> Source material

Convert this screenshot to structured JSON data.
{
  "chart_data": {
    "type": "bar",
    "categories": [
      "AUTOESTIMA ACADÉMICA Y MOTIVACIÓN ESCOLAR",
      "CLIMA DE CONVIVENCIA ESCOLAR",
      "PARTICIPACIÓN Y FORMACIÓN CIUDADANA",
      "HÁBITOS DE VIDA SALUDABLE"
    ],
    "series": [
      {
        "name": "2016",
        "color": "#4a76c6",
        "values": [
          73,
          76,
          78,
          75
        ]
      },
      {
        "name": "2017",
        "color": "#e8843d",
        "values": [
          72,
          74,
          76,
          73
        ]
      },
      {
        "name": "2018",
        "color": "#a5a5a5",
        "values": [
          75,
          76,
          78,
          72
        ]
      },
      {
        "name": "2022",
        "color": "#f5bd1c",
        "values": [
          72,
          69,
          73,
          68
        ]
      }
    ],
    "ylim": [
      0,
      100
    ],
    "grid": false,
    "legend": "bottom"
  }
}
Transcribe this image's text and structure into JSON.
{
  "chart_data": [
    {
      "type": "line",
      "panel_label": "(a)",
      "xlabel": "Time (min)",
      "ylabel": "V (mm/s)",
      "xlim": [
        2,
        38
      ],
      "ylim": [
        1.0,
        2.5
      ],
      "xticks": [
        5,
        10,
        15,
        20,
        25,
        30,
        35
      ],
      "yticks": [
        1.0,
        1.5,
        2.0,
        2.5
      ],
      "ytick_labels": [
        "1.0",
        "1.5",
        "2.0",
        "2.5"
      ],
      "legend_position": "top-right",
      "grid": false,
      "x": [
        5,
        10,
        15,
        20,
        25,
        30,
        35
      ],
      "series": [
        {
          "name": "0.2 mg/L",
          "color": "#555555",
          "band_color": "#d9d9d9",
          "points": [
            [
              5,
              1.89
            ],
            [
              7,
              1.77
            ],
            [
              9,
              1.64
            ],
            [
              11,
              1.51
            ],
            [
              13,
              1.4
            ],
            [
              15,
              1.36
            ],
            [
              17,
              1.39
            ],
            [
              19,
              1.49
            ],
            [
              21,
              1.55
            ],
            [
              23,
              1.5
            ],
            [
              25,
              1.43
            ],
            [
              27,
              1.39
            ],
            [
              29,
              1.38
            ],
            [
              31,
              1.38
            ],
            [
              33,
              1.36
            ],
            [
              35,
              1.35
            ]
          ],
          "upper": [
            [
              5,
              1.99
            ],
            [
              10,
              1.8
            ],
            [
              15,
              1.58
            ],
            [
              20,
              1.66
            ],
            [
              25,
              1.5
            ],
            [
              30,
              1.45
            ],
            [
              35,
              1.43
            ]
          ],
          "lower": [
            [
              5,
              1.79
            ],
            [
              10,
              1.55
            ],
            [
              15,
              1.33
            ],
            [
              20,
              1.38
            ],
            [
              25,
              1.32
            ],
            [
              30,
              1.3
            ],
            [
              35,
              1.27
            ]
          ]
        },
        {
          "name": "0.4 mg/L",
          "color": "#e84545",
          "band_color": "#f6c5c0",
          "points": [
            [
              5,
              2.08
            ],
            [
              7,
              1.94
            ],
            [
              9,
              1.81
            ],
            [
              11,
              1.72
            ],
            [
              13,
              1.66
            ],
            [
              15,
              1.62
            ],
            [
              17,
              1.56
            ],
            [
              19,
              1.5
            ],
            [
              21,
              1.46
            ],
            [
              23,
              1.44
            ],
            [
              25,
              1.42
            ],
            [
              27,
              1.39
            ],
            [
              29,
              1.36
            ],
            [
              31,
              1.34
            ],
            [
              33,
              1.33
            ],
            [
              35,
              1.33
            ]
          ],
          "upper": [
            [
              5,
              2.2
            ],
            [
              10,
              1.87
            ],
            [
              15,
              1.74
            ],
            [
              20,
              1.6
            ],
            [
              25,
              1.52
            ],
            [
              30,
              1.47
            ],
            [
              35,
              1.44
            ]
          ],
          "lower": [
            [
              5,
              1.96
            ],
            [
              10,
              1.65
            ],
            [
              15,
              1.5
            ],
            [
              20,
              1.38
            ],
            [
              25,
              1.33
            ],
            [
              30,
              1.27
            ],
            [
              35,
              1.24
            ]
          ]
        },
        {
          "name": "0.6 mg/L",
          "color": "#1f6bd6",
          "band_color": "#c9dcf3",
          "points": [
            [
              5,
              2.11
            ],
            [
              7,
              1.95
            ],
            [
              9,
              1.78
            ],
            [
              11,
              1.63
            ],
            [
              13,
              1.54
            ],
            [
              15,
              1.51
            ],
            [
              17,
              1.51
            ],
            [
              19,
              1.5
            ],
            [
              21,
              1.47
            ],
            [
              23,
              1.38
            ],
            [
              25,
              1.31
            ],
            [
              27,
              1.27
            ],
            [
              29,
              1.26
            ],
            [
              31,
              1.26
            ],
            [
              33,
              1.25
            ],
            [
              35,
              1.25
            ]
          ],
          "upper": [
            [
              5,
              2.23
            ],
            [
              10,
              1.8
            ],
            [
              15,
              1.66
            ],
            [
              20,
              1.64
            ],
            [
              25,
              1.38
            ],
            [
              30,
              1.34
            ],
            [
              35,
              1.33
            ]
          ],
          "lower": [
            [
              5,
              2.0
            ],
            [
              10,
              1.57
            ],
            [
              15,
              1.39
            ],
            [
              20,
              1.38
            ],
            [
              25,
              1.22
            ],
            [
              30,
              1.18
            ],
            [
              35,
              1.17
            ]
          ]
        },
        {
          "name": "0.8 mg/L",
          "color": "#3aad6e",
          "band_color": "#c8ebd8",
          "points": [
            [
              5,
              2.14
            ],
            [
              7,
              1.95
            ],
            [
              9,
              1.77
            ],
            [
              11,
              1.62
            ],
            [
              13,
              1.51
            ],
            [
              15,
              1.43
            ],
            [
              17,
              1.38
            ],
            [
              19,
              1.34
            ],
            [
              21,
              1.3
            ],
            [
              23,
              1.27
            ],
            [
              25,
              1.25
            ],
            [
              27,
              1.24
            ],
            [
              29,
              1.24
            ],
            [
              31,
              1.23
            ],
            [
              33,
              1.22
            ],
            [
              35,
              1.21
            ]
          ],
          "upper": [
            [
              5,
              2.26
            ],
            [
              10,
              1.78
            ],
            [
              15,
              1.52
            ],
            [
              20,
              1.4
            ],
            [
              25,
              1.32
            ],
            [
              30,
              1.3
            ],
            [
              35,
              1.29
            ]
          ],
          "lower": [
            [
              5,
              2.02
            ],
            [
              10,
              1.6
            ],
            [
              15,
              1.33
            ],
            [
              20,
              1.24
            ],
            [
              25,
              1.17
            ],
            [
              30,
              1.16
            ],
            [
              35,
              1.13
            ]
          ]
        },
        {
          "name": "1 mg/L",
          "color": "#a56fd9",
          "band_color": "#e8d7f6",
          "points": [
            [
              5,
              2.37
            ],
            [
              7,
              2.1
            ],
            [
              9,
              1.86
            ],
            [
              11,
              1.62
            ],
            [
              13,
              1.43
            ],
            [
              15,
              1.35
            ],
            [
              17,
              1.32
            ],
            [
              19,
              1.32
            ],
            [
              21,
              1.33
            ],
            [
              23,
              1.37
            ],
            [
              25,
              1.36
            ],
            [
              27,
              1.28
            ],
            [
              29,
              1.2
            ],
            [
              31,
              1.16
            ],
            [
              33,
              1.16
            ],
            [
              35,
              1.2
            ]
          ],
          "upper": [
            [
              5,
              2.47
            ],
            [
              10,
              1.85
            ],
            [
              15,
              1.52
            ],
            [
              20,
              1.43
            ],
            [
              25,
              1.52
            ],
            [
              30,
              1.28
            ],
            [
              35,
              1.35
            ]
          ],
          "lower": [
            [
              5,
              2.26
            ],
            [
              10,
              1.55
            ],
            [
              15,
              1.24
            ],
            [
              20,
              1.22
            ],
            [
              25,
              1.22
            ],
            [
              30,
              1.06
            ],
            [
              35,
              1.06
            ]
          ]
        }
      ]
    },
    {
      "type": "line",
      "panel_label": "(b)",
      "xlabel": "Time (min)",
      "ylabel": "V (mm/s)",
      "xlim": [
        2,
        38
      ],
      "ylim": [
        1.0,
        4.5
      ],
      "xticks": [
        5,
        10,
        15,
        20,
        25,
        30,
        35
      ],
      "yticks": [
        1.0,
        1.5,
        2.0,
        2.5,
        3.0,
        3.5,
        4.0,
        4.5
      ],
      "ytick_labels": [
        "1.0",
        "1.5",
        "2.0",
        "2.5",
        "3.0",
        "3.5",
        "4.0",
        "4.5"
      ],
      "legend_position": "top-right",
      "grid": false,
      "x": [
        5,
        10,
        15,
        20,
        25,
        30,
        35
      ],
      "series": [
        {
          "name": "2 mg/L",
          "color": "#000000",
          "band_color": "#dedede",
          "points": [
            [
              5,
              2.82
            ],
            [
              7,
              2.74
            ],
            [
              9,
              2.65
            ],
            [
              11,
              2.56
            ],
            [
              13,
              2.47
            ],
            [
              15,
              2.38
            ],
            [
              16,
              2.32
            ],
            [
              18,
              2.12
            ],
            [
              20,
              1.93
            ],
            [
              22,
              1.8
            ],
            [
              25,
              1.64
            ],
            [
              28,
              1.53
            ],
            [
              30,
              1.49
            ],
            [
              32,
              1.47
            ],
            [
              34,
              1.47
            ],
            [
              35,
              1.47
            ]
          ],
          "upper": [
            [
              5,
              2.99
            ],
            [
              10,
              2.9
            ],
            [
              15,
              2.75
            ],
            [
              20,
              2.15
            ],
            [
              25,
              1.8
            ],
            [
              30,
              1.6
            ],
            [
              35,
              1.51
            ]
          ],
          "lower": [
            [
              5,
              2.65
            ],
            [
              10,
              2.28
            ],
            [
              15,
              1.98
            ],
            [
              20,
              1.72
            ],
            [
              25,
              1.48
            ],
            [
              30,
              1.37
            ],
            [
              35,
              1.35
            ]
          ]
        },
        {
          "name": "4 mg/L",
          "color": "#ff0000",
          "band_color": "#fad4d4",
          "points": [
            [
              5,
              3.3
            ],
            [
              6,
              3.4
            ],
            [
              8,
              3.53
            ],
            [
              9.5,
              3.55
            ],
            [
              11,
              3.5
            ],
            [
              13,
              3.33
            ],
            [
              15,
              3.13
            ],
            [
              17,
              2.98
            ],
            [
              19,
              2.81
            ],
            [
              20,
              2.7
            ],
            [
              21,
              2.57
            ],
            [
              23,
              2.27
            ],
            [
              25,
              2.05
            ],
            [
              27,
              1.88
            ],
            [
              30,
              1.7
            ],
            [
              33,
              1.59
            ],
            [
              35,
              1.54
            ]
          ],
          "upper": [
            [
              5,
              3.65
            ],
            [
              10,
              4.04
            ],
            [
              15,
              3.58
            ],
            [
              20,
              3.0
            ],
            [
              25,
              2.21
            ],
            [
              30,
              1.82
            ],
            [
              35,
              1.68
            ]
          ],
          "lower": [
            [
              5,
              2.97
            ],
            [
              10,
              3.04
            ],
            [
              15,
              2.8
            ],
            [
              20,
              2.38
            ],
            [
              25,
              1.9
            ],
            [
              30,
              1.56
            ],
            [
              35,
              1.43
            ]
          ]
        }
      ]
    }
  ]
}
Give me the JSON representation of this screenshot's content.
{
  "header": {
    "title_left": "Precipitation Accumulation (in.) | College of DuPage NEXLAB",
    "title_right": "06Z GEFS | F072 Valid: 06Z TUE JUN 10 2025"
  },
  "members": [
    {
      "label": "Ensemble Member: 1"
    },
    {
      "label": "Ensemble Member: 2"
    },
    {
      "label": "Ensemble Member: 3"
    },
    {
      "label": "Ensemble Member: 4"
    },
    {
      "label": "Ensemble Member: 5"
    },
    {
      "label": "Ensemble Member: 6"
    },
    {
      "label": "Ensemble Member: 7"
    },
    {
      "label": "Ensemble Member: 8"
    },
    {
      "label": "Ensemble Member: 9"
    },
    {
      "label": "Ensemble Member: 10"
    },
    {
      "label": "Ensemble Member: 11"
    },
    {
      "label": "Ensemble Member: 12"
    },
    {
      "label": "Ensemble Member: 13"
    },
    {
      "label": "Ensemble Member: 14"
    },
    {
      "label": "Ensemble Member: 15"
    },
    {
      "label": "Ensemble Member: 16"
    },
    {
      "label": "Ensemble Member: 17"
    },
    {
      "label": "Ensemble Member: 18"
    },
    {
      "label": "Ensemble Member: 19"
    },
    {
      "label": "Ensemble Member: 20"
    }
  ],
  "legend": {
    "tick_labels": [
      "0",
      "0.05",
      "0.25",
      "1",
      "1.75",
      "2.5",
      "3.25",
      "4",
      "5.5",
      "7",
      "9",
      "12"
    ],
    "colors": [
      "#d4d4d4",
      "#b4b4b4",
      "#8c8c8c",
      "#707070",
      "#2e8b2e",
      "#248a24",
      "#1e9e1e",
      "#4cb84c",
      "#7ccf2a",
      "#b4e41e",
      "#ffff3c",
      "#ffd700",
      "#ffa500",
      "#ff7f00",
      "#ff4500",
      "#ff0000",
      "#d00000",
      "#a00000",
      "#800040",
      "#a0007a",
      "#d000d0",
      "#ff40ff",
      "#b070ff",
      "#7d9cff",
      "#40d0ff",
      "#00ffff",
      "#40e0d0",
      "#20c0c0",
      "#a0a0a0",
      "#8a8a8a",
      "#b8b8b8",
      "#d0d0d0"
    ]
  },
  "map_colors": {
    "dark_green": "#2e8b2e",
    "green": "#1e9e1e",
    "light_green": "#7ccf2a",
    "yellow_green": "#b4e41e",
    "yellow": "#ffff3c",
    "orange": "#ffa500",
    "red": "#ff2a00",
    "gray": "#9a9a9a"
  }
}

> Your instructions
Your task is to pick out every line with the string "ESCOLAR" and copy it.

> Solution to this exercise
      "AUTOESTIMA ACADÉMICA Y MOTIVACIÓN ESCOLAR",
      "CLIMA DE CONVIVENCIA ESCOLAR",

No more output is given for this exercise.